% EOA HW02 - Solving constrained problems using evolutionary algorithms % František Boháček % 2025

#Intro

This is a report for hw02 for EOA course on CTU FEE. The goal has been to compare constrained evolutionary algorithms with two approaches:

1. Using stochastic ranking,
2. Using multi objective evaluation with the original fitness as first objective and weighted sum of constraints as second argument.

The report covers the implemented algorithms and the results on problems taken from "Problem Definitions and Evaluation Criteria for the CEC 2006"

#Used algorithms

#Stochastic ranking

This is one method to solve constrained problems. Stochastic ranking first sorts the individuals based on a stochastic sorting. Then, those ranked individuals are put to a tournament selection with their new rankings, instead of using their original evaluation.

Similar algorithms structure as bubble sort is utilized. It iterates through the population and swaps to elements when one is better than the other (lower fitness). But it does that only with probability p. With probability 1 - p it instead compares the constraint violations of both elements.

Generational replacement has been used to easily ensure that the stochastic ranking order is still respected during replacement. It would also be possible to use other replacement strategies, but then the stochastic ranking would have to run twice after the offsprings are made.

Stochastic ranking is implemented in eoa_lib/src/constraints.rs.

#Unconstrained multi objective evolution (NSGA-II)

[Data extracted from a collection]

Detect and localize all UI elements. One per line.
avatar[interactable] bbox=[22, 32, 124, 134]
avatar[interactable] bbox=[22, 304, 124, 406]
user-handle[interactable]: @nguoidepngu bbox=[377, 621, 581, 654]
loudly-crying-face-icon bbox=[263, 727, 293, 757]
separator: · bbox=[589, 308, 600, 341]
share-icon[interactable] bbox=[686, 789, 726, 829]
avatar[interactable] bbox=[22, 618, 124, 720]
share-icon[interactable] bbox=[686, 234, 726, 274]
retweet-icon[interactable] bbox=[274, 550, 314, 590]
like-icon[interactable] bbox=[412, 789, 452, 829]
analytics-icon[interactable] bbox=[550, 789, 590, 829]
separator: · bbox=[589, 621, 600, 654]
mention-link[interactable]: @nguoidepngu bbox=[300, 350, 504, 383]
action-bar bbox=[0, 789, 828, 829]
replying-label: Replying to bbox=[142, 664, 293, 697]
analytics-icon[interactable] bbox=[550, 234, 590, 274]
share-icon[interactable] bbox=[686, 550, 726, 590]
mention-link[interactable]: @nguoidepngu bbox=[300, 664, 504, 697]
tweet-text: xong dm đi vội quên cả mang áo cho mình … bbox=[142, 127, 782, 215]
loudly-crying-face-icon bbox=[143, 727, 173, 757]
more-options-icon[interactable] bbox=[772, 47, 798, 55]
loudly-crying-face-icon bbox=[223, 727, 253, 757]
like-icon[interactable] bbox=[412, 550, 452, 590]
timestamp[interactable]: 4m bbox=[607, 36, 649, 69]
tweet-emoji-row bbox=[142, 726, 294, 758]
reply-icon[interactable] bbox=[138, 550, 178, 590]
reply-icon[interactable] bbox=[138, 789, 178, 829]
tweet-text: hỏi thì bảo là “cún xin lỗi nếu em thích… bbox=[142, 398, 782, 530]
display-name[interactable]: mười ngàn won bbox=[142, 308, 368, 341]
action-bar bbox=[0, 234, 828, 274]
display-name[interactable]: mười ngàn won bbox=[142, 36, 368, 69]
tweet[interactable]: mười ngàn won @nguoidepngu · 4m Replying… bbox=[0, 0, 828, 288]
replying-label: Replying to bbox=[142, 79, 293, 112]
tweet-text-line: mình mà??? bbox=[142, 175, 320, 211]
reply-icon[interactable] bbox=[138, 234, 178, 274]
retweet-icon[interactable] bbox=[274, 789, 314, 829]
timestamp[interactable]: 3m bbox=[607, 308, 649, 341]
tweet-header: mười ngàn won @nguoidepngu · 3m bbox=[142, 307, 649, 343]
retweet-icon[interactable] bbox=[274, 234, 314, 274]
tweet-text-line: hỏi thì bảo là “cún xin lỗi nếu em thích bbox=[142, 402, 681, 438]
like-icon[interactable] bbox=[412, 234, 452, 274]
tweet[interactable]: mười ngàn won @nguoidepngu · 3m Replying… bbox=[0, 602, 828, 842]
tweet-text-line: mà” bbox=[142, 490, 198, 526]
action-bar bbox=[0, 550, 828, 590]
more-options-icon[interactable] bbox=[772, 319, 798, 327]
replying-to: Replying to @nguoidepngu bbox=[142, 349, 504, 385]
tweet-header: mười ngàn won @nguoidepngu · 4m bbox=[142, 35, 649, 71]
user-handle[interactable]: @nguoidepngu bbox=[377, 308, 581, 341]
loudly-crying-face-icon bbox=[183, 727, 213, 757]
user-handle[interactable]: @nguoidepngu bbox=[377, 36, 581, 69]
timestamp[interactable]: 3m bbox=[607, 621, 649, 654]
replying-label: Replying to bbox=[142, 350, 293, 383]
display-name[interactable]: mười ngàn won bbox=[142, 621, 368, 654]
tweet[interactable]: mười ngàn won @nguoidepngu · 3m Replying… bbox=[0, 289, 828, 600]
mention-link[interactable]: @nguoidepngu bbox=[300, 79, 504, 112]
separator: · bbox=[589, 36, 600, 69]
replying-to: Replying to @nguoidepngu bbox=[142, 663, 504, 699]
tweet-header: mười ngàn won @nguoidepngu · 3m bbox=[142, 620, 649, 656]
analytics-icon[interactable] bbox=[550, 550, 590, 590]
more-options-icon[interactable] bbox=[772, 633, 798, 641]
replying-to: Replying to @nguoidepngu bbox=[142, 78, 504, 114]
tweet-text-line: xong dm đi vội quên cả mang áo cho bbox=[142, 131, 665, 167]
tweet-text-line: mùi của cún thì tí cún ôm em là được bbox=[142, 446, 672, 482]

- Problem to work on
Copy out the passage of the report on constrained evolutionary algorithms that runs from "Similar algorithms structure" up to and including "offsprings are made.".

- Solution to this task
Similar algorithms structure as bubble sort is utilized. It iterates through the population and swaps to elements when one is better than the other (lower fitness). But it does that only with probability p. With probability 1 - p it instead compares the constraint violations of both elements.

Generational replacement has been used to easily ensure that the stochastic ranking order is still respected during replacement. It would also be possible to use other replacement strategies, but then the stochastic ranking would have to run twice after the offsprings are made.